Keep only those lines of the records that include the string "cccccc".

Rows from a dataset
START

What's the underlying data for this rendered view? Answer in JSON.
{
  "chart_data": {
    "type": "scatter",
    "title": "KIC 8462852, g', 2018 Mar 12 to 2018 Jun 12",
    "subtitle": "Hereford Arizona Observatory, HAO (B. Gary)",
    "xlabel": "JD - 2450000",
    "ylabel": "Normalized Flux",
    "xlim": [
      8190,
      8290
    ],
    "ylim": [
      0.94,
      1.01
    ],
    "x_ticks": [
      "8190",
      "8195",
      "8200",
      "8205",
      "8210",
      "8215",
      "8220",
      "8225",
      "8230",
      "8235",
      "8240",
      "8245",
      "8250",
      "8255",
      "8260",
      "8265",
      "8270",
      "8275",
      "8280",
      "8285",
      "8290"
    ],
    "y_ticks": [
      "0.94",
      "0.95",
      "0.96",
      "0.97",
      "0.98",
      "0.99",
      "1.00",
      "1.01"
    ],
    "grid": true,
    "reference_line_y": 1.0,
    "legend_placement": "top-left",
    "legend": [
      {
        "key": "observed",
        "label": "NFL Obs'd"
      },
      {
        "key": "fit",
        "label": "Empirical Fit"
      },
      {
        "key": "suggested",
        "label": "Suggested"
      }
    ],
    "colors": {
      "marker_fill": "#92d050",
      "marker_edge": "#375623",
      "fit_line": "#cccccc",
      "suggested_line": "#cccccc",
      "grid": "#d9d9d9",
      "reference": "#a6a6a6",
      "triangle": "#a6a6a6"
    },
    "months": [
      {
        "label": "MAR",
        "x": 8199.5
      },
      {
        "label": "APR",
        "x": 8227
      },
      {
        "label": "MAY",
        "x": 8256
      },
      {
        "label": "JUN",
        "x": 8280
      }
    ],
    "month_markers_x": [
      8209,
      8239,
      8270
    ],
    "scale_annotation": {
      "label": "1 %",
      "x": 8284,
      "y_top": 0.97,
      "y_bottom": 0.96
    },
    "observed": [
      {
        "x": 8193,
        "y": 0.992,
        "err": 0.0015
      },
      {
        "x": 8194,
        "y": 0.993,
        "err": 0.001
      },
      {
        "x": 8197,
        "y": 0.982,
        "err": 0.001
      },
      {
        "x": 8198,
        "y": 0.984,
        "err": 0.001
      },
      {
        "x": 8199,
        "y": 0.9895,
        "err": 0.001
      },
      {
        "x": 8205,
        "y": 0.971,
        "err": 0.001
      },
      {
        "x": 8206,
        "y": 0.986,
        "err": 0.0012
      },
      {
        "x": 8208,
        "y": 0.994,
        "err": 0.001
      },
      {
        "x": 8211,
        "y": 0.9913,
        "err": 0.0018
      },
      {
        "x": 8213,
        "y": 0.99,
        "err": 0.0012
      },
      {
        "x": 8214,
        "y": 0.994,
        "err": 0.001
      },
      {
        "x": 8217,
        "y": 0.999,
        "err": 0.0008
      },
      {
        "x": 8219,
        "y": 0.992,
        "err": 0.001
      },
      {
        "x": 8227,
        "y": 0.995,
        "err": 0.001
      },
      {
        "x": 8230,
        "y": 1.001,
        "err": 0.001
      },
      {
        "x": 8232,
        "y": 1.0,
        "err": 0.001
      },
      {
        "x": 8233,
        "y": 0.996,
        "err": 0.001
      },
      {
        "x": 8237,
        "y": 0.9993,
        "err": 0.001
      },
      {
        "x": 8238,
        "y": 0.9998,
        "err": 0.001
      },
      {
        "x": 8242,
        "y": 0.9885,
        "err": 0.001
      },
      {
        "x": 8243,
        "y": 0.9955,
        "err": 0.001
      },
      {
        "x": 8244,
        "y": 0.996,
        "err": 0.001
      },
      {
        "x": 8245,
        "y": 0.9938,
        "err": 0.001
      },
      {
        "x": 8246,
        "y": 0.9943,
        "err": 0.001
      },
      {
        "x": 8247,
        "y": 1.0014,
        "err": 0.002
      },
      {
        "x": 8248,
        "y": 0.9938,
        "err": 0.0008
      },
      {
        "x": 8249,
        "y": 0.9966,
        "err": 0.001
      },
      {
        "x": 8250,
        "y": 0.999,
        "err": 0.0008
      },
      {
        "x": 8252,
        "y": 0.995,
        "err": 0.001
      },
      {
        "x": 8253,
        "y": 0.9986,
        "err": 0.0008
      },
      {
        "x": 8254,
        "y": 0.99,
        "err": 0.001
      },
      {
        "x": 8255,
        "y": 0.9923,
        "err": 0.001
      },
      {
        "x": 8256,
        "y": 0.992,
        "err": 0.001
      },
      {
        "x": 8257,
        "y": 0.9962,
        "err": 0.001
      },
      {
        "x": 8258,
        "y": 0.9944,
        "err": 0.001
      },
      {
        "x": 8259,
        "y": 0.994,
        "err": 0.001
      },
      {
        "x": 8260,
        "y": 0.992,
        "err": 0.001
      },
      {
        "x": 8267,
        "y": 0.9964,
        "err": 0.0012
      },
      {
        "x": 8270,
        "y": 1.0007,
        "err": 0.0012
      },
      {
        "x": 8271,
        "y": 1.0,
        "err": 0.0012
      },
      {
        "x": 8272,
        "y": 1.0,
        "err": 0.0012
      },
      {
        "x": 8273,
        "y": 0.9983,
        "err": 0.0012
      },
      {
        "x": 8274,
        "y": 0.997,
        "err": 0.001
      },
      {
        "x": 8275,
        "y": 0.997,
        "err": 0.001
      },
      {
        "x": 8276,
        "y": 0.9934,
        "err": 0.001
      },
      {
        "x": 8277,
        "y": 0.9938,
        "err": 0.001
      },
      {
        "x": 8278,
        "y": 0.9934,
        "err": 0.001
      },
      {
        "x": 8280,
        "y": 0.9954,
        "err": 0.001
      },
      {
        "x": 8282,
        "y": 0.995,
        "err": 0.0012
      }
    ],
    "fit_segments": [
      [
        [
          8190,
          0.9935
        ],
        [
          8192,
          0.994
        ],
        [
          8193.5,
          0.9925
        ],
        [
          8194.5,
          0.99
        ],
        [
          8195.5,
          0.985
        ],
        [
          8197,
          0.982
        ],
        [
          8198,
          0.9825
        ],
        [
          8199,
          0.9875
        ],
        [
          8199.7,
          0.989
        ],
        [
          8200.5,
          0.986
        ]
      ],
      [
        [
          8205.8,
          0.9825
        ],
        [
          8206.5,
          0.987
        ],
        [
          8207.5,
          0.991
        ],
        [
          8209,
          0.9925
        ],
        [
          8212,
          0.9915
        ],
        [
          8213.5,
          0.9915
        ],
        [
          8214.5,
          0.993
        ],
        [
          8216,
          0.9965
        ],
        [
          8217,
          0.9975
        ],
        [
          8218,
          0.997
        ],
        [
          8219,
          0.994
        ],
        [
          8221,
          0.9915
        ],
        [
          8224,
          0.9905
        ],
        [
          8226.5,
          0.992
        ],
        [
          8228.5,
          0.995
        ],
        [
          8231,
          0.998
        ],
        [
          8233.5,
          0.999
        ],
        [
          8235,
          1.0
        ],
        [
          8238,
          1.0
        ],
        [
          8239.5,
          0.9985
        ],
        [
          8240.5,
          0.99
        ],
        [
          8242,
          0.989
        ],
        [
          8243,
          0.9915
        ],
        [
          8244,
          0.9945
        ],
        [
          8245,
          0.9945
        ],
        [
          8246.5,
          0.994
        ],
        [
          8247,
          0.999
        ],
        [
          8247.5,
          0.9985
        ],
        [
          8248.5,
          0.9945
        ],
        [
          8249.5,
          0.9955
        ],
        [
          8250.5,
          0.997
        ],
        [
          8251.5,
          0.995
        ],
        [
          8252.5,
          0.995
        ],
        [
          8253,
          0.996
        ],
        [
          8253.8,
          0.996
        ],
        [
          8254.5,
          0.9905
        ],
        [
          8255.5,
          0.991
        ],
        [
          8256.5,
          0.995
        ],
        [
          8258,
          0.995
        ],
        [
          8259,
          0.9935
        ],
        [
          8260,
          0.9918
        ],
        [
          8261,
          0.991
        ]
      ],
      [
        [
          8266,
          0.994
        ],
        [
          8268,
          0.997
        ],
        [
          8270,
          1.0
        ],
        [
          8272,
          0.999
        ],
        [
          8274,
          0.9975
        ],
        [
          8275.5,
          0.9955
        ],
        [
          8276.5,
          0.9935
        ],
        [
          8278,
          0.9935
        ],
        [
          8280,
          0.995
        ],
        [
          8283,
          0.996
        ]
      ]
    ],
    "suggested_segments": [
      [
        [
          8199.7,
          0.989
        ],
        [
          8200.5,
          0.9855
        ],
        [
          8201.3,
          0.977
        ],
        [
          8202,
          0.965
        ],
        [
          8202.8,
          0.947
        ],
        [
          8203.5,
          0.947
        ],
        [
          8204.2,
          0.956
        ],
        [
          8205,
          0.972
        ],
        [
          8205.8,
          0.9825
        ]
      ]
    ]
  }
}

END

■ Solution below:
      "fit_line": "#cccccc",
      "suggested_line": "#cccccc",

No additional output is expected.